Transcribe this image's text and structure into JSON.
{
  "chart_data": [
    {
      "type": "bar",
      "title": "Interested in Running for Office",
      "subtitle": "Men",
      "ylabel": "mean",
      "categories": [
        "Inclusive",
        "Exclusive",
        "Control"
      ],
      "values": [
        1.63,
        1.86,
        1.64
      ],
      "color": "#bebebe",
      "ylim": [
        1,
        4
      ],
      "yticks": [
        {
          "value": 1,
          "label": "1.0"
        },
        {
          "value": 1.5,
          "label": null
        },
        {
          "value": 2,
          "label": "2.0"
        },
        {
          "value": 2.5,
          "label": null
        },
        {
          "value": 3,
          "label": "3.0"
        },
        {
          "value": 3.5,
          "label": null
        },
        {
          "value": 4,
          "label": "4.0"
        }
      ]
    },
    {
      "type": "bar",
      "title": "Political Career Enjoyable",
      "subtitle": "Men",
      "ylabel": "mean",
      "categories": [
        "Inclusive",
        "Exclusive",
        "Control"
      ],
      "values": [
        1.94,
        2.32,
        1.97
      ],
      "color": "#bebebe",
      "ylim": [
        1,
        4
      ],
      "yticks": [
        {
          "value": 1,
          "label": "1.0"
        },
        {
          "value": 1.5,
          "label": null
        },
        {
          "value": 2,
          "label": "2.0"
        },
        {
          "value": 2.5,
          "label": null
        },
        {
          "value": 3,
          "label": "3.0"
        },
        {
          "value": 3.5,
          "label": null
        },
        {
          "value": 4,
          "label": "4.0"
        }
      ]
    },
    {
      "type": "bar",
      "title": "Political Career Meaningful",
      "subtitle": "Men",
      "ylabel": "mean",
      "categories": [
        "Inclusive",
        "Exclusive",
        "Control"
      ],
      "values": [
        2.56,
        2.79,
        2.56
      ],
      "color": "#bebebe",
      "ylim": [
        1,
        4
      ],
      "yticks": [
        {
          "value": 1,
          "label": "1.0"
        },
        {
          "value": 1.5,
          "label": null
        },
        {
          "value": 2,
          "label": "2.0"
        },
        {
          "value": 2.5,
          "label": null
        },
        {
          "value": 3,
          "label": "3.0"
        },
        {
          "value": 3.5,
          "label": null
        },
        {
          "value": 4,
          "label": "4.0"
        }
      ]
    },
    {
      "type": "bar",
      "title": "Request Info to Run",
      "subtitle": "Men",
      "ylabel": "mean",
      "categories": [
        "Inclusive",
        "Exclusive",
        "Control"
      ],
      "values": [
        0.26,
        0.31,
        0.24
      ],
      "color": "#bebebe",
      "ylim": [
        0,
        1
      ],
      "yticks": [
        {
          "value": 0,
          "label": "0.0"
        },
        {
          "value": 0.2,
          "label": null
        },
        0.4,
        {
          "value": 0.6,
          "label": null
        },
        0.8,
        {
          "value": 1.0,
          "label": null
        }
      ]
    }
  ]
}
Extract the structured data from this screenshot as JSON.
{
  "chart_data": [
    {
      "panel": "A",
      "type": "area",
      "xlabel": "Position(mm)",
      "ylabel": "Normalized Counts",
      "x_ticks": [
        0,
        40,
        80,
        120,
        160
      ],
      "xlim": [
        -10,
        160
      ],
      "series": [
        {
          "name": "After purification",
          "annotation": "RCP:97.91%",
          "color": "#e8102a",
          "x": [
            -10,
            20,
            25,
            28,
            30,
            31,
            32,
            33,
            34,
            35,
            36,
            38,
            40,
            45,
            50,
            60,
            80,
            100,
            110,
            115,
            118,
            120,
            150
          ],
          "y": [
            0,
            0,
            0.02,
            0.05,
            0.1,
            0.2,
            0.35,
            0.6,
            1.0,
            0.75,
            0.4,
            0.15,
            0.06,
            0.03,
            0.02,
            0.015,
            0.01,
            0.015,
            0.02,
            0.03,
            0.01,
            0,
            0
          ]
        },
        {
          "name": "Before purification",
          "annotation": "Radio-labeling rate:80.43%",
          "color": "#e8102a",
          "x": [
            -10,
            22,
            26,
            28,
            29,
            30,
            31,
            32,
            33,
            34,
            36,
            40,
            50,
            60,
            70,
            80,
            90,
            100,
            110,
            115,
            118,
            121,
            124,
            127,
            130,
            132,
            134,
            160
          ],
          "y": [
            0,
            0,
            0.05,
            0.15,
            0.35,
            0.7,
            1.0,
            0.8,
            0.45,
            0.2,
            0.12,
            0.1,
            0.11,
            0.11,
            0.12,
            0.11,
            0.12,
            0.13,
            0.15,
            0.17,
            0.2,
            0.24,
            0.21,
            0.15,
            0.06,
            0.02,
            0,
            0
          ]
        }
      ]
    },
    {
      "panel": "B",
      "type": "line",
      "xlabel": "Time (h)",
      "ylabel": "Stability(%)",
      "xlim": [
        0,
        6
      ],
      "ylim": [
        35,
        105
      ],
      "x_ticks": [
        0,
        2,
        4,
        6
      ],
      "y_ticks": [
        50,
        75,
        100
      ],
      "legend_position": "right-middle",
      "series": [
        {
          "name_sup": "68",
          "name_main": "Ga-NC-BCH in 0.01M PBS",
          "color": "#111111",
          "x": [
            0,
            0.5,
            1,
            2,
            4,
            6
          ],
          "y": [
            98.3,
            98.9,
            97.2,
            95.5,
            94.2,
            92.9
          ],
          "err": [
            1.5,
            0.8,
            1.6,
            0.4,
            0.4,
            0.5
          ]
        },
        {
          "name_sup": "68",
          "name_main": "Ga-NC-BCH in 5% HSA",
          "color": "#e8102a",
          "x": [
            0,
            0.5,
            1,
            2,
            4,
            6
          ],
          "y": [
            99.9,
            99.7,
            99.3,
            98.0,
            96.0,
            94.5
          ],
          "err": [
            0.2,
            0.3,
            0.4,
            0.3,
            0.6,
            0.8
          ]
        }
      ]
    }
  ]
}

————————

Your goal:
Repeat each entry word for word.

Task response:
Transcribe this image's text and structure into JSON.
{
  "chart_data": [
    {
      "type": "bar",
      "title": "Interested in Running for Office",
      "subtitle": "Men",
      "ylabel": "mean",
      "categories": [
        "Inclusive",
        "Exclusive",
        "Control"
      ],
      "values": [
        1.63,
        1.86,
        1.64
      ],
      "color": "#bebebe",
      "ylim": [
        1,
        4
      ],
      "yticks": [
        {
          "value": 1,
          "label": "1.0"
        },
        {
          "value": 1.5,
          "label": null
        },
        {
          "value": 2,
          "label": "2.0"
        },
        {
          "value": 2.5,
          "label": null
        },
        {
          "value": 3,
          "label": "3.0"
        },
        {
          "value": 3.5,
          "label": null
        },
        {
          "value": 4,
          "label": "4.0"
        }
      ]
    },
    {
      "type": "bar",
      "title": "Political Career Enjoyable",
      "subtitle": "Men",
      "ylabel": "mean",
      "categories": [
        "Inclusive",
        "Exclusive",
        "Control"
      ],
      "values": [
        1.94,
        2.32,
        1.97
      ],
      "color": "#bebebe",
      "ylim": [
        1,
        4
      ],
      "yticks": [
        {
          "value": 1,
          "label": "1.0"
        },
        {
          "value": 1.5,
          "label": null
        },
        {
          "value": 2,
          "label": "2.0"
        },
        {
          "value": 2.5,
          "label": null
        },
        {
          "value": 3,
          "label": "3.0"
        },
        {
          "value": 3.5,
          "label": null
        },
        {
          "value": 4,
          "label": "4.0"
        }
      ]
    },
    {
      "type": "bar",
      "title": "Political Career Meaningful",
      "subtitle": "Men",
      "ylabel": "mean",
      "categories": [
        "Inclusive",
        "Exclusive",
        "Control"
      ],
      "values": [
        2.56,
        2.79,
        2.56
      ],
      "color": "#bebebe",
      "ylim": [
        1,
        4
      ],
      "yticks": [
        {
          "value": 1,
          "label": "1.0"
        },
        {
          "value": 1.5,
          "label": null
        },
        {
          "value": 2,
          "label": "2.0"
        },
        {
          "value": 2.5,
          "label": null
        },
        {
          "value": 3,
          "label": "3.0"
        },
        {
          "value": 3.5,
          "label": null
        },
        {
          "value": 4,
          "label": "4.0"
        }
      ]
    },
    {
      "type": "bar",
      "title": "Request Info to Run",
      "subtitle": "Men",
      "ylabel": "mean",
      "categories": [
        "Inclusive",
        "Exclusive",
        "Control"
      ],
      "values": [
        0.26,
        0.31,
        0.24
      ],
      "color": "#bebebe",
      "ylim": [
        0,
        1
      ],
      "yticks": [
        {
          "value": 0,
          "label": "0.0"
        },
        {
          "value": 0.2,
          "label": null
        },
        0.4,
        {
          "value": 0.6,
          "label": null
        },
        0.8,
        {
          "value": 1.0,
          "label": null
        }
      ]
    }
  ]
}
Extract the structured data from this screenshot as JSON.
{
  "chart_data": [
    {
      "panel": "A",
      "type": "area",
      "xlabel": "Position(mm)",
      "ylabel": "Normalized Counts",
      "x_ticks": [
        0,
        40,
        80,
        120,
        160
      ],
      "xlim": [
        -10,
        160
      ],
      "series": [
        {
          "name": "After purification",
          "annotation": "RCP:97.91%",
          "color": "#e8102a",
          "x": [
            -10,
            20,
            25,
            28,
            30,
            31,
            32,
            33,
            34,
            35,
            36,
            38,
            40,
            45,
            50,
            60,
            80,
            100,
            110,
            115,
            118,
            120,
            150
          ],
          "y": [
            0,
            0,
            0.02,
            0.05,
            0.1,
            0.2,
            0.35,
            0.6,
            1.0,
            0.75,
            0.4,
            0.15,
            0.06,
            0.03,
            0.02,
            0.015,
            0.01,
            0.015,
            0.02,
            0.03,
            0.01,
            0,
            0
          ]
        },
        {
          "name": "Before purification",
          "annotation": "Radio-labeling rate:80.43%",
          "color": "#e8102a",
          "x": [
            -10,
            22,
            26,
            28,
            29,
            30,
            31,
            32,
            33,
            34,
            36,
            40,
            50,
            60,
            70,
            80,
            90,
            100,
            110,
            115,
            118,
            121,
            124,
            127,
            130,
            132,
            134,
            160
          ],
          "y": [
            0,
            0,
            0.05,
            0.15,
            0.35,
            0.7,
            1.0,
            0.8,
            0.45,
            0.2,
            0.12,
            0.1,
            0.11,
            0.11,
            0.12,
            0.11,
            0.12,
            0.13,
            0.15,
            0.17,
            0.2,
            0.24,
            0.21,
            0.15,
            0.06,
            0.02,
            0,
            0
          ]
        }
      ]
    },
    {
      "panel": "B",
      "type": "line",
      "xlabel": "Time (h)",
      "ylabel": "Stability(%)",
      "xlim": [
        0,
        6
      ],
      "ylim": [
        35,
        105
      ],
      "x_ticks": [
        0,
        2,
        4,
        6
      ],
      "y_ticks": [
        50,
        75,
        100
      ],
      "legend_position": "right-middle",
      "series": [
        {
          "name_sup": "68",
          "name_main": "Ga-NC-BCH in 0.01M PBS",
          "color": "#111111",
          "x": [
            0,
            0.5,
            1,
            2,
            4,
            6
          ],
          "y": [
            98.3,
            98.9,
            97.2,
            95.5,
            94.2,
            92.9
          ],
          "err": [
            1.5,
            0.8,
            1.6,
            0.4,
            0.4,
            0.5
          ]
        },
        {
          "name_sup": "68",
          "name_main": "Ga-NC-BCH in 5% HSA",
          "color": "#e8102a",
          "x": [
            0,
            0.5,
            1,
            2,
            4,
            6
          ],
          "y": [
            99.9,
            99.7,
            99.3,
            98.0,
            96.0,
            94.5
          ],
          "err": [
            0.2,
            0.3,
            0.4,
            0.3,
            0.6,
            0.8
          ]
        }
      ]
    }
  ]
}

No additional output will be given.